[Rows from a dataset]

┌────────

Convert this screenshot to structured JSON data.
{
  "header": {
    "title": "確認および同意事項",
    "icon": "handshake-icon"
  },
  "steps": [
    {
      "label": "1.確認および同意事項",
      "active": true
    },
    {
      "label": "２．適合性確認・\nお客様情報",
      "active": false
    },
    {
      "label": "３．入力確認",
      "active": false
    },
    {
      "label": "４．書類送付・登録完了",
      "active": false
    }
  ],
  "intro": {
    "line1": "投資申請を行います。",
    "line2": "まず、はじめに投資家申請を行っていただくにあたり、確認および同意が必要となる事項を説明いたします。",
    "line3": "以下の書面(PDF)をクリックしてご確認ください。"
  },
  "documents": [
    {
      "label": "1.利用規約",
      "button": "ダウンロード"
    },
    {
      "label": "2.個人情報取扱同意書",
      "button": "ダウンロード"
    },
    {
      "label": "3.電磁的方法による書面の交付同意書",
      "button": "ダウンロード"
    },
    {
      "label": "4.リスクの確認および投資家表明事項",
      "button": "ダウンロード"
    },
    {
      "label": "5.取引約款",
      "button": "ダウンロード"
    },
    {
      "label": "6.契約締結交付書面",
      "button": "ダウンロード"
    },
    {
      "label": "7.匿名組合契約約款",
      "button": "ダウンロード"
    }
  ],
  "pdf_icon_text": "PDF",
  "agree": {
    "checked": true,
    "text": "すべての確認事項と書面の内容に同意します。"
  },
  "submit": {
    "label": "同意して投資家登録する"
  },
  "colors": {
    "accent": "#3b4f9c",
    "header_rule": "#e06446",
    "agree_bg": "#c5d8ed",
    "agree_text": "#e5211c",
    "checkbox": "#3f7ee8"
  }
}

└────────

Find the lines above that include the string "label" and copy them.

      "label": "1.確認および同意事項",
      "label": "２．適合性確認・\nお客様情報",
      "label": "３．入力確認",
      "label": "４．書類送付・登録完了",
      "label": "1.利用規約",
      "label": "2.個人情報取扱同意書",
      "label": "3.電磁的方法による書面の交付同意書",
      "label": "4.リスクの確認および投資家表明事項",
      "label": "5.取引約款",
      "label": "6.契約締結交付書面",
      "label": "7.匿名組合契約約款",
    "label": "同意して投資家登録する"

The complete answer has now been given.